__Exercise details__. In the material below, find each line holding the string "figure" and copy it.

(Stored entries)
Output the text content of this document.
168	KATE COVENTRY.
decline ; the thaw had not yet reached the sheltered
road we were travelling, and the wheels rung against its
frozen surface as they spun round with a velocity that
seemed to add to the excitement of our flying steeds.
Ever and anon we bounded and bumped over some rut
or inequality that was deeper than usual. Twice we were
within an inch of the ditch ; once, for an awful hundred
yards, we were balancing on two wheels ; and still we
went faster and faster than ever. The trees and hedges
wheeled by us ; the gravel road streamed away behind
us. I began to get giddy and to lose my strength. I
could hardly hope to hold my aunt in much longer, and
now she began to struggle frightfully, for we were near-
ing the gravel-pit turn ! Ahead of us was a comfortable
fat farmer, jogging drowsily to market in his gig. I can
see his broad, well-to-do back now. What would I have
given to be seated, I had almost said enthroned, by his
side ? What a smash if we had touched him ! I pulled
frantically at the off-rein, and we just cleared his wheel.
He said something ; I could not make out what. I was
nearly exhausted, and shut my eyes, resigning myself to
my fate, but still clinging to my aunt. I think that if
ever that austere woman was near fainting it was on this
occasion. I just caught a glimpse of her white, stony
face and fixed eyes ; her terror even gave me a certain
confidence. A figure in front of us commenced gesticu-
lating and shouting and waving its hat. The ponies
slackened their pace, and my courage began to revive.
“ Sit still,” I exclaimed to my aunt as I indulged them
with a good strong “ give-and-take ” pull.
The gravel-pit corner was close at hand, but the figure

__Completed task__.
confidence. A figure in front of us commenced gesticu-
The gravel-pit corner was close at hand, but the figure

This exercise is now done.